_Problem_
Reproduce the material word for word; the images stay out.

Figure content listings
********************
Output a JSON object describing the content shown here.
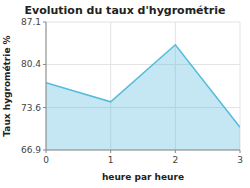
{
  "chart_data": {
    "type": "area",
    "title": "Evolution du taux d'hygrométrie",
    "xlabel": "heure par heure",
    "ylabel": "Taux hygrométrie %",
    "x": [
      0,
      1,
      2,
      3
    ],
    "values": [
      77.5,
      74.5,
      83.5,
      70.5
    ],
    "color": "#55bbdd",
    "xlim": [
      0,
      3
    ],
    "ylim": [
      66.9,
      87.1
    ],
    "xticks": [
      0,
      1,
      2,
      3
    ],
    "yticks": [
      66.9,
      73.6,
      80.4,
      87.1
    ],
    "grid": true
  }
}
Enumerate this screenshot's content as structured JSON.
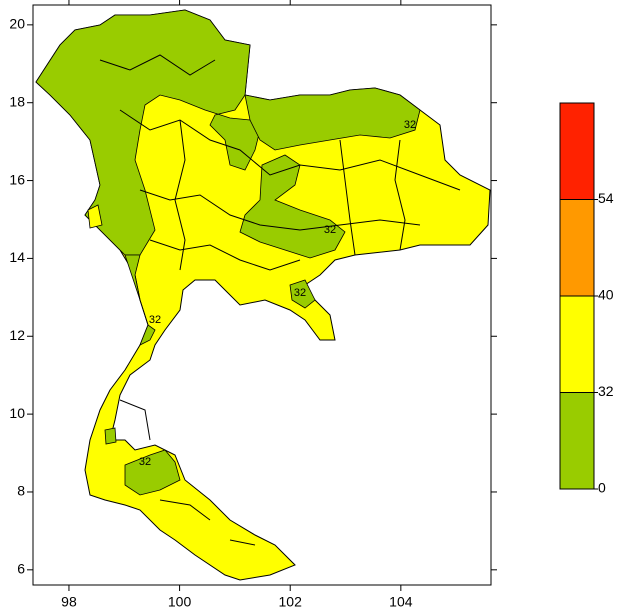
********************
_Correct answer_
Output a JSON object describing the content shown here.
{
  "chart_data": {
    "type": "area",
    "title": "Evolution du taux d'hygrométrie",
    "xlabel": "heure par heure",
    "ylabel": "Taux hygrométrie %",
    "x": [
      0,
      1,
      2,
      3
    ],
    "values": [
      77.5,
      74.5,
      83.5,
      70.5
    ],
    "color": "#55bbdd",
    "xlim": [
      0,
      3
    ],
    "ylim": [
      66.9,
      87.1
    ],
    "xticks": [
      0,
      1,
      2,
      3
    ],
    "yticks": [
      66.9,
      73.6,
      80.4,
      87.1
    ],
    "grid": true
  }
}
Enumerate this screenshot's content as structured JSON.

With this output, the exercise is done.